═════ GIVEN DATA ═════

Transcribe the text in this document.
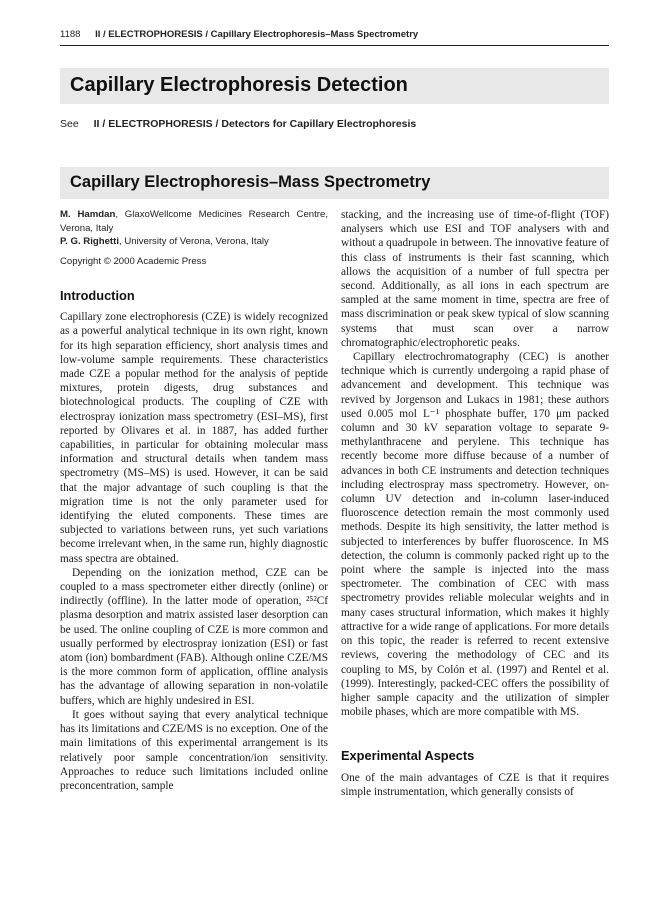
1188 II / ELECTROPHORESIS / Capillary Electrophoresis–Mass Spectrometry
Capillary Electrophoresis Detection
See II / ELECTROPHORESIS / Detectors for Capillary Electrophoresis
Capillary Electrophoresis–Mass Spectrometry
M. Hamdan, GlaxoWellcome Medicines Research Centre, Verona, Italy
P. G. Righetti, University of Verona, Verona, Italy
Copyright © 2000 Academic Press
Introduction

Capillary zone electrophoresis (CZE) is widely recognized as a powerful analytical technique in its own right, known for its high separation efficiency, short analysis times and low-volume sample requirements. These characteristics made CZE a popular method for the analysis of peptide mixtures, protein digests, drug substances and biotechnological products. The coupling of CZE with electrospray ionization mass spectrometry (ESI–MS), first reported by Olivares et al. in 1887, has added further capabilities, in particular for obtaining molecular mass information and structural details when tandem mass spectrometry (MS–MS) is used. However, it can be said that the major advantage of such coupling is that the migration time is not the only parameter used for identifying the eluted components. These times are subjected to variations between runs, yet such variations become irrelevant when, in the same run, highly diagnostic mass spectra are obtained.

Depending on the ionization method, CZE can be coupled to a mass spectrometer either directly (online) or indirectly (offline). In the latter mode of operation, ²⁵²Cf plasma desorption and matrix assisted laser desorption can be used. The online coupling of CZE is more common and usually performed by electrospray ionization (ESI) or fast atom (ion) bombardment (FAB). Although online CZE/MS is the more common form of application, offline analysis has the advantage of allowing separation in non-volatile buffers, which are highly undesired in ESI.

It goes without saying that every analytical technique has its limitations and CZE/MS is no exception. One of the main limitations of this experimental arrangement is its relatively poor sample concentration/ion sensitivity. Approaches to reduce such limitations included online preconcentration, sample

stacking, and the increasing use of time-of-flight (TOF) analysers which use ESI and TOF analysers with and without a quadrupole in between. The innovative feature of this class of instruments is their fast scanning, which allows the acquisition of a number of full spectra per second. Additionally, as all ions in each spectrum are sampled at the same moment in time, spectra are free of mass discrimination or peak skew typical of slow scanning systems that must scan over a narrow chromatographic/electrophoretic peaks.

Capillary electrochromatography (CEC) is another technique which is currently undergoing a rapid phase of advancement and development. This technique was revived by Jorgenson and Lukacs in 1981; these authors used 0.005 mol L⁻¹ phosphate buffer, 170 μm packed column and 30 kV separation voltage to separate 9-methylanthracene and perylene. This technique has recently become more diffuse because of a number of advances in both CE instruments and detection techniques including electrospray mass spectrometry. However, on-column UV detection and in-column laser-induced fluoroscence detection remain the most commonly used methods. Despite its high sensitivity, the latter method is subjected to interferences by buffer fluoroscence. In MS detection, the column is commonly packed right up to the point where the sample is injected into the mass spectrometer. The combination of CEC with mass spectrometry provides reliable molecular weights and in many cases structural information, which makes it highly attractive for a wide range of applications. For more details on this topic, the reader is referred to recent extensive reviews, covering the methodology of CEC and its coupling to MS, by Colón et al. (1997) and Rentel et al. (1999). Interestingly, packed-CEC offers the possibility of higher sample capacity and the utilization of simpler mobile phases, which are more compatible with MS.

Experimental Aspects

One of the main advantages of CZE is that it requires simple instrumentation, which generally consists of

═════

— TASK PROMPT —
Your answer must consist of every line from the listing that holds the string "Italy".

— EXPECTED OUTPUT —
M. Hamdan, GlaxoWellcome Medicines Research Centre, Verona, Italy
P. G. Righetti, University of Verona, Verona, Italy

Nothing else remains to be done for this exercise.